━━━ Task material

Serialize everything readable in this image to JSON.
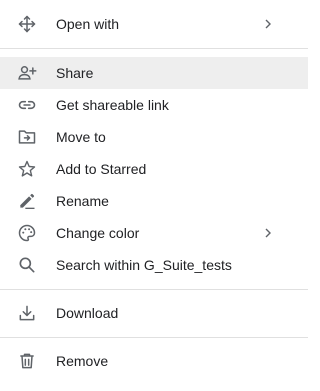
{
  "menu": {
    "items": [
      {
        "label": "Open with",
        "icon": "open-with-icon",
        "submenu": true
      },
      {
        "label": "Share",
        "icon": "person-add-icon",
        "highlighted": true
      },
      {
        "label": "Get shareable link",
        "icon": "link-icon"
      },
      {
        "label": "Move to",
        "icon": "move-to-folder-icon"
      },
      {
        "label": "Add to Starred",
        "icon": "star-icon"
      },
      {
        "label": "Rename",
        "icon": "pencil-icon"
      },
      {
        "label": "Change color",
        "icon": "palette-icon",
        "submenu": true
      },
      {
        "label": "Search within G_Suite_tests",
        "icon": "search-icon"
      },
      {
        "label": "Download",
        "icon": "download-icon"
      },
      {
        "label": "Remove",
        "icon": "trash-icon"
      }
    ]
  },
  "colors": {
    "icon": "#5f6368",
    "text": "#202124",
    "highlight": "#eeeeee",
    "divider": "#e0e0e0"
  }
}
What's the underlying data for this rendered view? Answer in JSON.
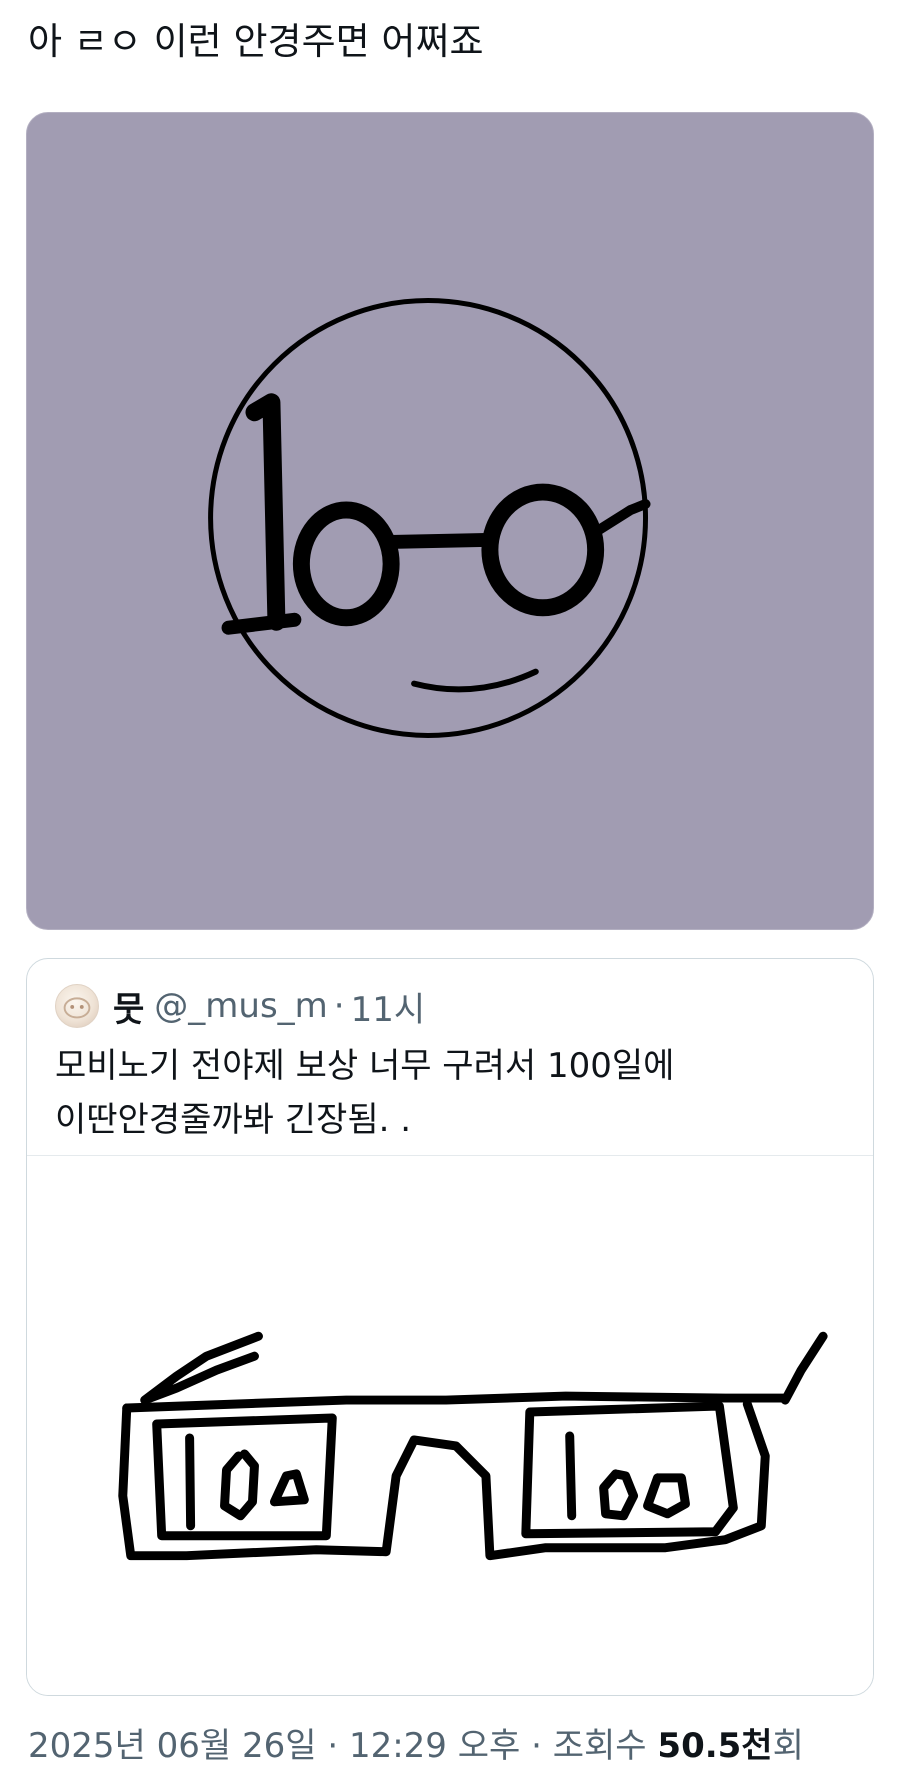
{
  "tweet": {
    "text": "아 ㄹㅇ 이런 안경주면 어쩌죠"
  },
  "quote": {
    "avatar_icon": "avatar-image",
    "name": "뭇",
    "handle": "@_mus_m",
    "separator": "·",
    "time": "11시",
    "text": "모비노기 전야제 보상 너무 구려서 100일에\n이딴안경줄까봐 긴장됨. ."
  },
  "meta": {
    "date": "2025년 06월 26일",
    "sep1": " · ",
    "time": "12:29 오후",
    "sep2": " · ",
    "views_label": "조회수 ",
    "views_count": "50.5천",
    "views_suffix": "회"
  },
  "colors": {
    "main_media_bg": "#a19cb2",
    "secondary_text": "#536471",
    "border": "#cfd9de"
  }
}
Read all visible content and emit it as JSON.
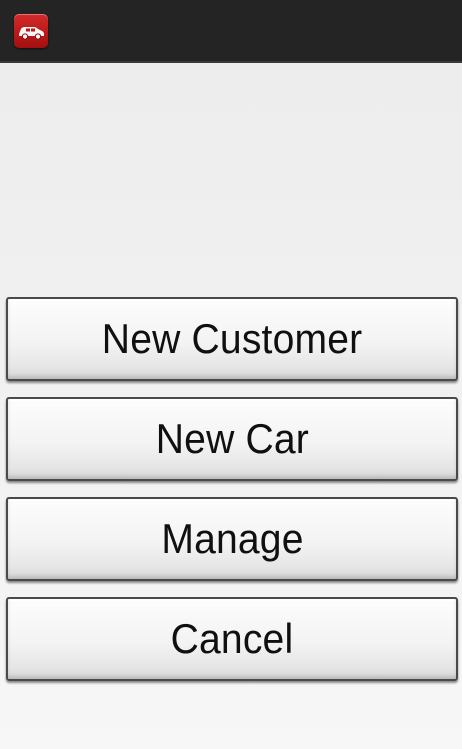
{
  "action_bar": {
    "icon": "car-app-icon",
    "icon_color": "#c21b1b",
    "background": "#242424"
  },
  "menu": {
    "buttons": [
      {
        "label": "New Customer"
      },
      {
        "label": "New Car"
      },
      {
        "label": "Manage"
      },
      {
        "label": "Cancel"
      }
    ]
  }
}
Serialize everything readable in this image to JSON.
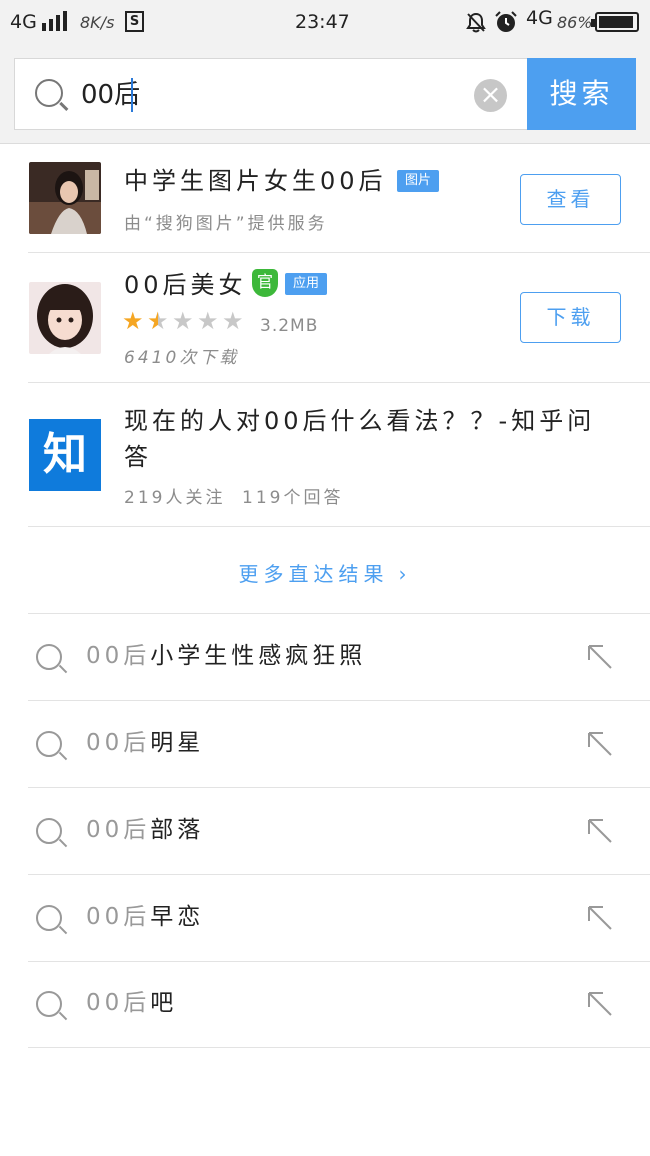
{
  "status_bar": {
    "network_left": "4G",
    "speed": "8K/s",
    "sim": "S",
    "time": "23:47",
    "network_right": "4G",
    "battery": "86%"
  },
  "search": {
    "query": "00后",
    "button_label": "搜索"
  },
  "results": [
    {
      "title": "中学生图片女生00后",
      "tag": "图片",
      "subtitle": "由“搜狗图片”提供服务",
      "action": "查看"
    },
    {
      "title": "00后美女",
      "official_badge": "官",
      "tag": "应用",
      "rating": 1.5,
      "rating_max": 5,
      "size": "3.2MB",
      "downloads": "6410次下载",
      "action": "下载"
    },
    {
      "logo_text": "知",
      "title_line1": "现在的人对00后什么看法？？-知乎问",
      "title_line2": "答",
      "followers": "219人关注",
      "answers": "119个回答"
    }
  ],
  "more_results": "更多直达结果",
  "suggestions": [
    {
      "keyword": "00后",
      "rest": "小学生性感疯狂照"
    },
    {
      "keyword": "00后",
      "rest": "明星"
    },
    {
      "keyword": "00后",
      "rest": "部落"
    },
    {
      "keyword": "00后",
      "rest": "早恋"
    },
    {
      "keyword": "00后",
      "rest": "吧"
    }
  ],
  "colors": {
    "accent": "#4d9ff0",
    "star": "#f5a623",
    "official": "#3db83a",
    "zhihu": "#0f7bdc"
  }
}
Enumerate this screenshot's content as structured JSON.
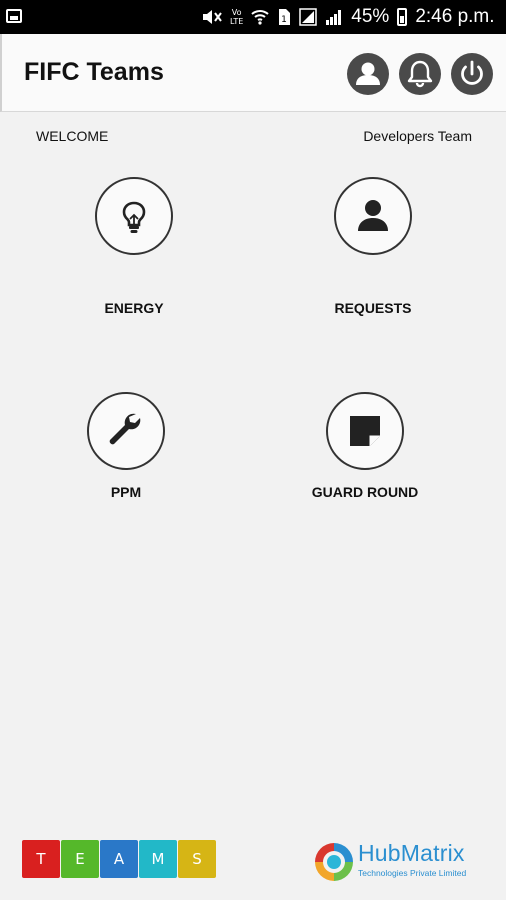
{
  "status_bar": {
    "battery_percent": "45%",
    "time": "2:46 p.m.",
    "network_label_1": "Vo",
    "network_label_2": "LTE",
    "icons": [
      "gallery-icon",
      "mute-icon",
      "volte-icon",
      "wifi-icon",
      "sim-icon",
      "signal-icon",
      "battery-icon"
    ]
  },
  "app_bar": {
    "title": "FIFC Teams",
    "actions": [
      "profile-icon",
      "bell-icon",
      "power-icon"
    ]
  },
  "header": {
    "welcome": "WELCOME",
    "team": "Developers Team"
  },
  "tiles": [
    {
      "label": "ENERGY",
      "icon": "lightbulb-icon"
    },
    {
      "label": "REQUESTS",
      "icon": "person-icon"
    },
    {
      "label": "PPM",
      "icon": "wrench-icon"
    },
    {
      "label": "GUARD ROUND",
      "icon": "note-icon"
    }
  ],
  "footer": {
    "teams_letters": [
      "T",
      "E",
      "A",
      "M",
      "S"
    ],
    "teams_colors": [
      "#d9201f",
      "#55b82a",
      "#2a78c8",
      "#22b8c8",
      "#d6b515"
    ],
    "hub_name": "HubMatrix",
    "hub_subtitle": "Technologies Private Limited"
  }
}
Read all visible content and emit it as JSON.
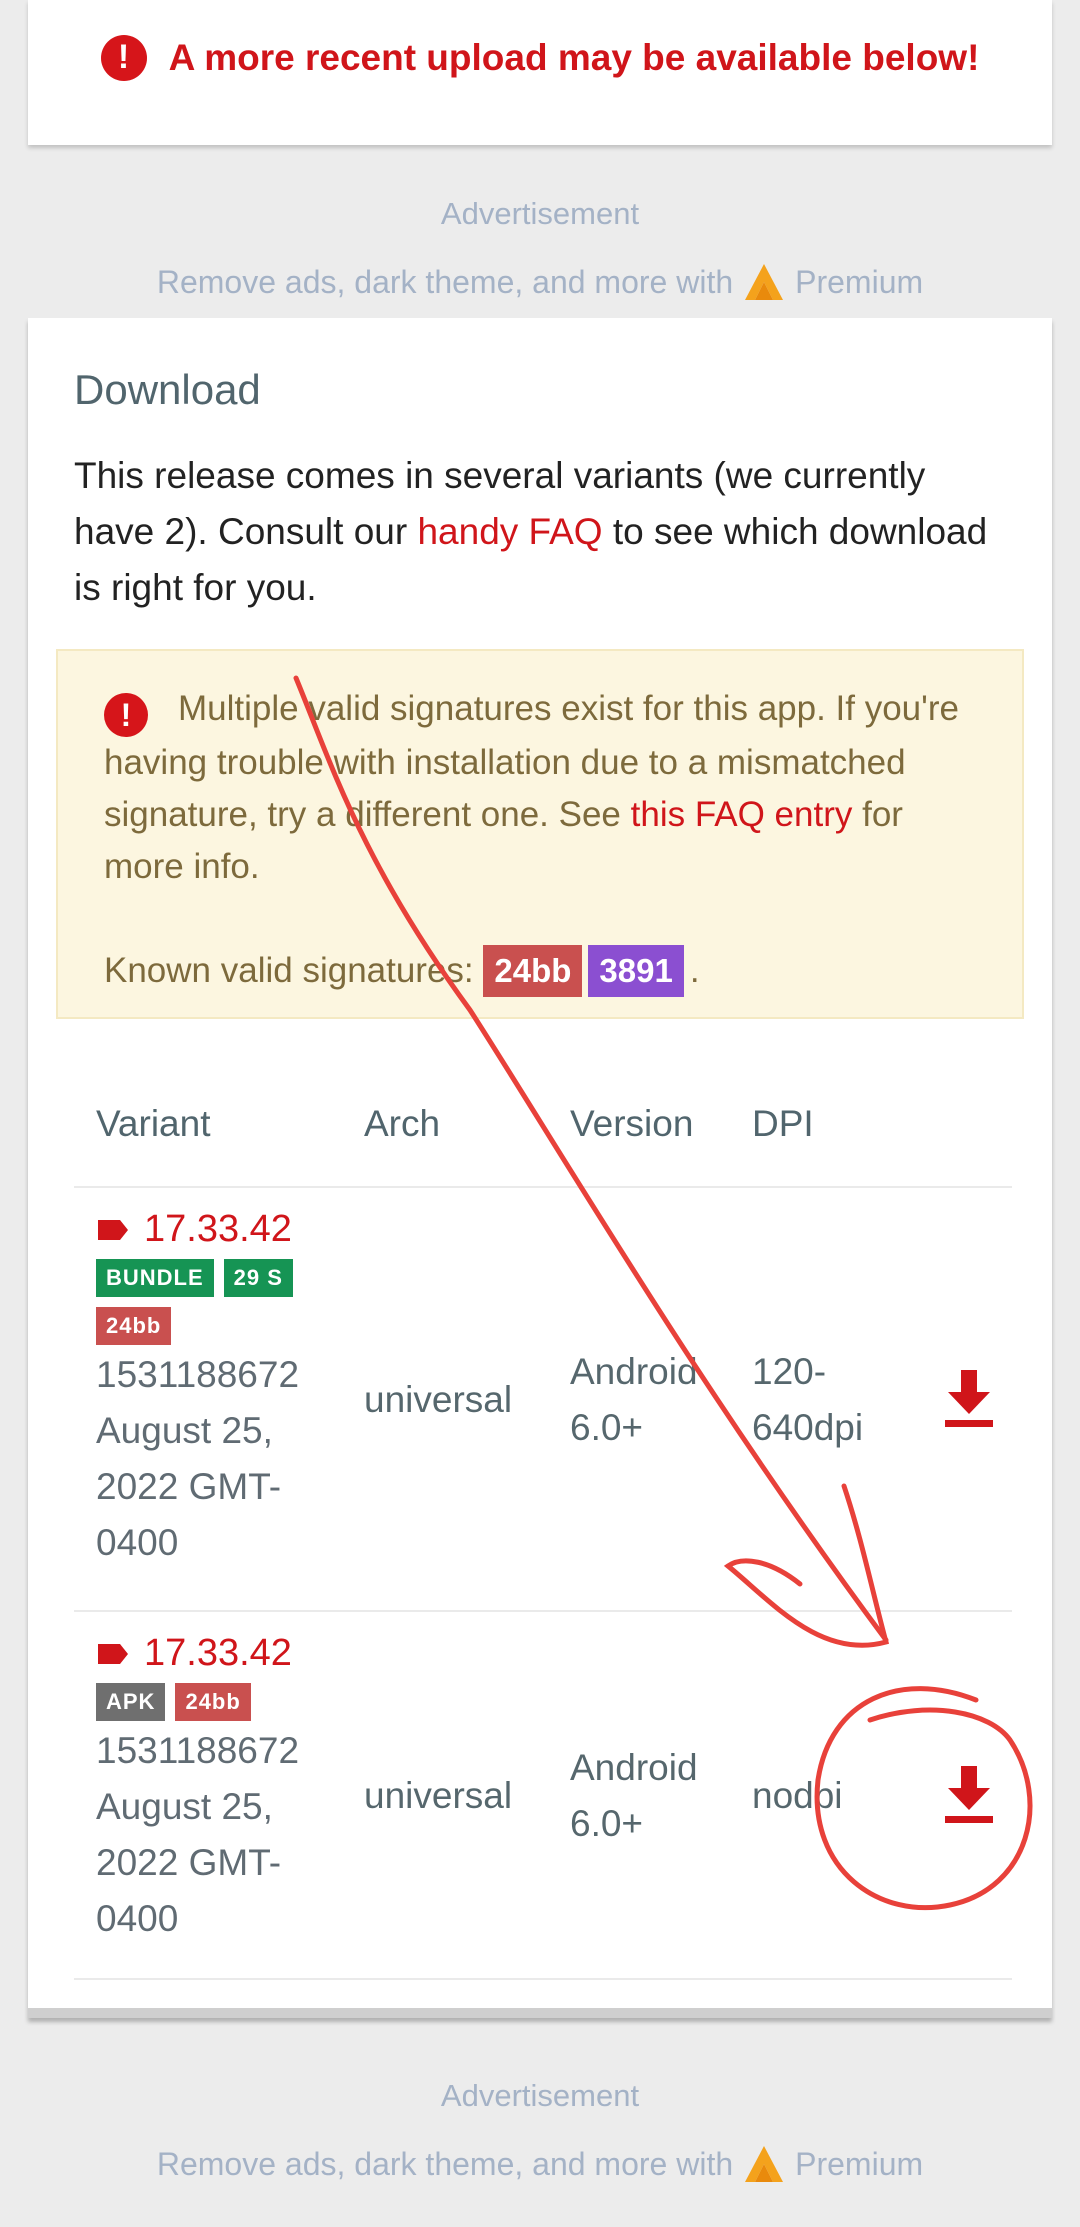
{
  "notice": {
    "text": "A more recent upload may be available below!"
  },
  "ads": [
    {
      "label": "Advertisement",
      "text": "Remove ads, dark theme, and more with",
      "premium": "Premium"
    },
    {
      "label": "Advertisement",
      "text": "Remove ads, dark theme, and more with",
      "premium": "Premium"
    }
  ],
  "download": {
    "title": "Download",
    "desc_before": "This release comes in several variants (we currently have 2). Consult our ",
    "desc_link": "handy FAQ",
    "desc_after": " to see which download is right for you.",
    "warning": {
      "text_before": "Multiple valid signatures exist for this app. If you're having trouble with installation due to a mismatched signature, try a different one. See ",
      "link": "this FAQ entry",
      "text_after": " for more info.",
      "sig_label": "Known valid signatures: ",
      "signatures": [
        "24bb",
        "3891"
      ],
      "sig_end": "."
    },
    "table": {
      "headers": {
        "variant": "Variant",
        "arch": "Arch",
        "version": "Version",
        "dpi": "DPI"
      },
      "rows": [
        {
          "version": "17.33.42",
          "badges": [
            "BUNDLE",
            "29 S",
            "24bb"
          ],
          "code": "1531188672",
          "date": "August 25, 2022 GMT-0400",
          "arch": "universal",
          "min_android": "Android 6.0+",
          "dpi": "120-640dpi"
        },
        {
          "version": "17.33.42",
          "badges": [
            "APK",
            "24bb"
          ],
          "code": "1531188672",
          "date": "August 25, 2022 GMT-0400",
          "arch": "universal",
          "min_android": "Android 6.0+",
          "dpi": "nodpi"
        }
      ]
    }
  },
  "colors": {
    "accent_red": "#d0151a",
    "badge_green": "#169454",
    "badge_sig_red": "#c9504f",
    "badge_sig_purple": "#8b4fd1",
    "badge_gray": "#6f6f6f",
    "annotation": "#e8413a"
  }
}
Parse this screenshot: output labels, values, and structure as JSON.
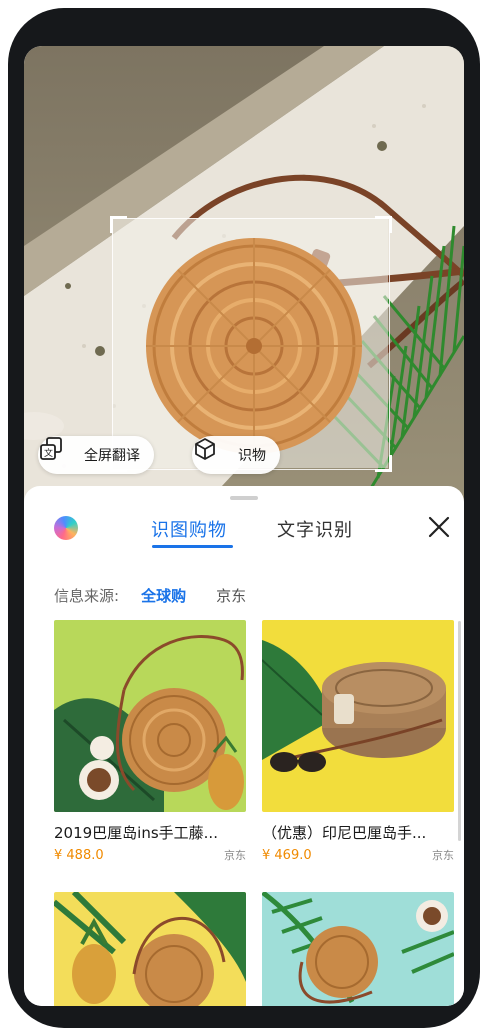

━━━━━━

Stated problem: Among the entries above, identify all lines with "person" and copy them.

Correct response:
        "icon": "person-add-icon",
      "icon": "person-icon"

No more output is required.